Quote every line of the material beneath this one.

───── Extracted entries ─────

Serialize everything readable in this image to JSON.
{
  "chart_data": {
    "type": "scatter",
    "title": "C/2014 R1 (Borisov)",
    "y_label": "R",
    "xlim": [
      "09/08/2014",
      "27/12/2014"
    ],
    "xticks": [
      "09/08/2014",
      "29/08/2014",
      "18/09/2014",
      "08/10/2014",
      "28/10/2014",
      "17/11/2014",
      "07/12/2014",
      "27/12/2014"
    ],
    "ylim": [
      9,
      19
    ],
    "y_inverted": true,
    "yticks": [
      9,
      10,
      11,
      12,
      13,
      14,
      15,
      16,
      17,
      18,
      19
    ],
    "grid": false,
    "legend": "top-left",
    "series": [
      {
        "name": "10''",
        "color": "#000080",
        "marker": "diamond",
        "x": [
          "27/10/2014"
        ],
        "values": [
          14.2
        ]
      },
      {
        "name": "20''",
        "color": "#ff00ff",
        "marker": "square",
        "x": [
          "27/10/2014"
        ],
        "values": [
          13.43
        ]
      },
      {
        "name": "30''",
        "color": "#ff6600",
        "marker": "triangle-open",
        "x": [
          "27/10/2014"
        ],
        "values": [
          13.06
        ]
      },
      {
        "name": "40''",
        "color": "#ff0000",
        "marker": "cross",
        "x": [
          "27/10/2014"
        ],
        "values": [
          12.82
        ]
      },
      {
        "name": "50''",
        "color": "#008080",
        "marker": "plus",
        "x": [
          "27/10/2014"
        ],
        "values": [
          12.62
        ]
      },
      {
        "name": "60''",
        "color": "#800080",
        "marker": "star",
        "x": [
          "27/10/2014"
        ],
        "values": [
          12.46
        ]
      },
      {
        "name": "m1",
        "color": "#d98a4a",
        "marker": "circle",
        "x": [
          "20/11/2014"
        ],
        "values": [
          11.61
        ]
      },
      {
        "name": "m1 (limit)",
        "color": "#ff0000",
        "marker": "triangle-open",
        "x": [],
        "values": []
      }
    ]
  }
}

─────

__Result of this exercise__:
Serialize everything readable in this image to JSON.
{
  "chart_data": {
    "type": "scatter",
    "title": "C/2014 R1 (Borisov)",
    "y_label": "R",
    "xlim": [
      "09/08/2014",
      "27/12/2014"
    ],
    "xticks": [
      "09/08/2014",
      "29/08/2014",
      "18/09/2014",
      "08/10/2014",
      "28/10/2014",
      "17/11/2014",
      "07/12/2014",
      "27/12/2014"
    ],
    "ylim": [
      9,
      19
    ],
    "y_inverted": true,
    "yticks": [
      9,
      10,
      11,
      12,
      13,
      14,
      15,
      16,
      17,
      18,
      19
    ],
    "grid": false,
    "legend": "top-left",
    "series": [
      {
        "name": "10''",
        "color": "#000080",
        "marker": "diamond",
        "x": [
          "27/10/2014"
        ],
        "values": [
          14.2
        ]
      },
      {
        "name": "20''",
        "color": "#ff00ff",
        "marker": "square",
        "x": [
          "27/10/2014"
        ],
        "values": [
          13.43
        ]
      },
      {
        "name": "30''",
        "color": "#ff6600",
        "marker": "triangle-open",
        "x": [
          "27/10/2014"
        ],
        "values": [
          13.06
        ]
      },
      {
        "name": "40''",
        "color": "#ff0000",
        "marker": "cross",
        "x": [
          "27/10/2014"
        ],
        "values": [
          12.82
        ]
      },
      {
        "name": "50''",
        "color": "#008080",
        "marker": "plus",
        "x": [
          "27/10/2014"
        ],
        "values": [
          12.62
        ]
      },
      {
        "name": "60''",
        "color": "#800080",
        "marker": "star",
        "x": [
          "27/10/2014"
        ],
        "values": [
          12.46
        ]
      },
      {
        "name": "m1",
        "color": "#d98a4a",
        "marker": "circle",
        "x": [
          "20/11/2014"
        ],
        "values": [
          11.61
        ]
      },
      {
        "name": "m1 (limit)",
        "color": "#ff0000",
        "marker": "triangle-open",
        "x": [],
        "values": []
      }
    ]
  }
}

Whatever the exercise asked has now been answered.